• **Goal of the exercise**
Using the data below, repeat all of it precisely.

• **Records for this task**
───

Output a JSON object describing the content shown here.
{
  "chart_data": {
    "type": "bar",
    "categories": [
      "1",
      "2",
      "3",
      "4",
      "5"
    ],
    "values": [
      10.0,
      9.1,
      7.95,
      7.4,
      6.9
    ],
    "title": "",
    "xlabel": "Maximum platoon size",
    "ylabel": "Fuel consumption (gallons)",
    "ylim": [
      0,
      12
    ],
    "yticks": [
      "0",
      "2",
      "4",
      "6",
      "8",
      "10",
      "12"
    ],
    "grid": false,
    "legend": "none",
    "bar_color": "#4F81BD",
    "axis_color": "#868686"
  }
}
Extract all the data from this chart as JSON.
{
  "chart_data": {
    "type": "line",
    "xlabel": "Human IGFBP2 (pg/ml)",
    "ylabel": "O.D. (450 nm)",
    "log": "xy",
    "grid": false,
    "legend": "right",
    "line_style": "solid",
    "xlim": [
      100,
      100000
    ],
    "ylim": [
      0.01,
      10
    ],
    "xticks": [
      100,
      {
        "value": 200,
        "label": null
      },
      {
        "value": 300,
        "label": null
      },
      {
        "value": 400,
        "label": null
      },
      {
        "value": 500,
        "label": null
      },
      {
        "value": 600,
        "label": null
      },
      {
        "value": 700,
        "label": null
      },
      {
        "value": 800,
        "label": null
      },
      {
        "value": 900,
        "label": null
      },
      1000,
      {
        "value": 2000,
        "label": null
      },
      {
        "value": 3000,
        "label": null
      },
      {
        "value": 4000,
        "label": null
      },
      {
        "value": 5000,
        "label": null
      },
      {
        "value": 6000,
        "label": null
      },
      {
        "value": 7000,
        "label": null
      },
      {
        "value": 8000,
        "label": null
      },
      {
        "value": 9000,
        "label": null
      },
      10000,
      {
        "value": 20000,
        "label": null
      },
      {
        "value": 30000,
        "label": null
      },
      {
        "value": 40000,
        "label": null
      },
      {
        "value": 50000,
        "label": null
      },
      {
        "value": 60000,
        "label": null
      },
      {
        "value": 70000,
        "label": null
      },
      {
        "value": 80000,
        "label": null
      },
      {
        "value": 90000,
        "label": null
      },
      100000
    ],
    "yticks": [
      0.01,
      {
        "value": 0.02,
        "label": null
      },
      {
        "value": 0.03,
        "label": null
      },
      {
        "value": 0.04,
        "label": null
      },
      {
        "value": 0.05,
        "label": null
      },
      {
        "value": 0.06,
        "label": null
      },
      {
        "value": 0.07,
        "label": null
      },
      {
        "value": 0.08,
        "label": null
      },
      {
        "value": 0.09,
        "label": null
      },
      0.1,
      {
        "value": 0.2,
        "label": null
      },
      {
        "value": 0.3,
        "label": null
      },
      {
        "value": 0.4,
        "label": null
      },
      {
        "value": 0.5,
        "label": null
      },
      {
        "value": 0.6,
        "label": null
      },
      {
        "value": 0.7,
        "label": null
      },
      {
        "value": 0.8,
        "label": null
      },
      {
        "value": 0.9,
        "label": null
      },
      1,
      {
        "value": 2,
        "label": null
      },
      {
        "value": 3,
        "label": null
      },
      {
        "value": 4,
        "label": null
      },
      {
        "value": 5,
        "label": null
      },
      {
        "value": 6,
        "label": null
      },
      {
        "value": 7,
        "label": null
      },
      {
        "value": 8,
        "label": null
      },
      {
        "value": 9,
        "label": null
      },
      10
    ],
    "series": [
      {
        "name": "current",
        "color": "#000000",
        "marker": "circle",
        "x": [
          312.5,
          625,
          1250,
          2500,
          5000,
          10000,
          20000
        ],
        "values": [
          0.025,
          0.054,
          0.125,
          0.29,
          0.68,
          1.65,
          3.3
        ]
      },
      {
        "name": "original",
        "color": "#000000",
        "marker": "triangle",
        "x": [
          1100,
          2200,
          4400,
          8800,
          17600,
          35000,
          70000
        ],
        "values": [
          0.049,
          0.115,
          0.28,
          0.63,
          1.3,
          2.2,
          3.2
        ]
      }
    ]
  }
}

───

• **Written reply**
Output a JSON object describing the content shown here.
{
  "chart_data": {
    "type": "bar",
    "categories": [
      "1",
      "2",
      "3",
      "4",
      "5"
    ],
    "values": [
      10.0,
      9.1,
      7.95,
      7.4,
      6.9
    ],
    "title": "",
    "xlabel": "Maximum platoon size",
    "ylabel": "Fuel consumption (gallons)",
    "ylim": [
      0,
      12
    ],
    "yticks": [
      "0",
      "2",
      "4",
      "6",
      "8",
      "10",
      "12"
    ],
    "grid": false,
    "legend": "none",
    "bar_color": "#4F81BD",
    "axis_color": "#868686"
  }
}
Extract all the data from this chart as JSON.
{
  "chart_data": {
    "type": "line",
    "xlabel": "Human IGFBP2 (pg/ml)",
    "ylabel": "O.D. (450 nm)",
    "log": "xy",
    "grid": false,
    "legend": "right",
    "line_style": "solid",
    "xlim": [
      100,
      100000
    ],
    "ylim": [
      0.01,
      10
    ],
    "xticks": [
      100,
      {
        "value": 200,
        "label": null
      },
      {
        "value": 300,
        "label": null
      },
      {
        "value": 400,
        "label": null
      },
      {
        "value": 500,
        "label": null
      },
      {
        "value": 600,
        "label": null
      },
      {
        "value": 700,
        "label": null
      },
      {
        "value": 800,
        "label": null
      },
      {
        "value": 900,
        "label": null
      },
      1000,
      {
        "value": 2000,
        "label": null
      },
      {
        "value": 3000,
        "label": null
      },
      {
        "value": 4000,
        "label": null
      },
      {
        "value": 5000,
        "label": null
      },
      {
        "value": 6000,
        "label": null
      },
      {
        "value": 7000,
        "label": null
      },
      {
        "value": 8000,
        "label": null
      },
      {
        "value": 9000,
        "label": null
      },
      10000,
      {
        "value": 20000,
        "label": null
      },
      {
        "value": 30000,
        "label": null
      },
      {
        "value": 40000,
        "label": null
      },
      {
        "value": 50000,
        "label": null
      },
      {
        "value": 60000,
        "label": null
      },
      {
        "value": 70000,
        "label": null
      },
      {
        "value": 80000,
        "label": null
      },
      {
        "value": 90000,
        "label": null
      },
      100000
    ],
    "yticks": [
      0.01,
      {
        "value": 0.02,
        "label": null
      },
      {
        "value": 0.03,
        "label": null
      },
      {
        "value": 0.04,
        "label": null
      },
      {
        "value": 0.05,
        "label": null
      },
      {
        "value": 0.06,
        "label": null
      },
      {
        "value": 0.07,
        "label": null
      },
      {
        "value": 0.08,
        "label": null
      },
      {
        "value": 0.09,
        "label": null
      },
      0.1,
      {
        "value": 0.2,
        "label": null
      },
      {
        "value": 0.3,
        "label": null
      },
      {
        "value": 0.4,
        "label": null
      },
      {
        "value": 0.5,
        "label": null
      },
      {
        "value": 0.6,
        "label": null
      },
      {
        "value": 0.7,
        "label": null
      },
      {
        "value": 0.8,
        "label": null
      },
      {
        "value": 0.9,
        "label": null
      },
      1,
      {
        "value": 2,
        "label": null
      },
      {
        "value": 3,
        "label": null
      },
      {
        "value": 4,
        "label": null
      },
      {
        "value": 5,
        "label": null
      },
      {
        "value": 6,
        "label": null
      },
      {
        "value": 7,
        "label": null
      },
      {
        "value": 8,
        "label": null
      },
      {
        "value": 9,
        "label": null
      },
      10
    ],
    "series": [
      {
        "name": "current",
        "color": "#000000",
        "marker": "circle",
        "x": [
          312.5,
          625,
          1250,
          2500,
          5000,
          10000,
          20000
        ],
        "values": [
          0.025,
          0.054,
          0.125,
          0.29,
          0.68,
          1.65,
          3.3
        ]
      },
      {
        "name": "original",
        "color": "#000000",
        "marker": "triangle",
        "x": [
          1100,
          2200,
          4400,
          8800,
          17600,
          35000,
          70000
        ],
        "values": [
          0.049,
          0.115,
          0.28,
          0.63,
          1.3,
          2.2,
          3.2
        ]
      }
    ]
  }
}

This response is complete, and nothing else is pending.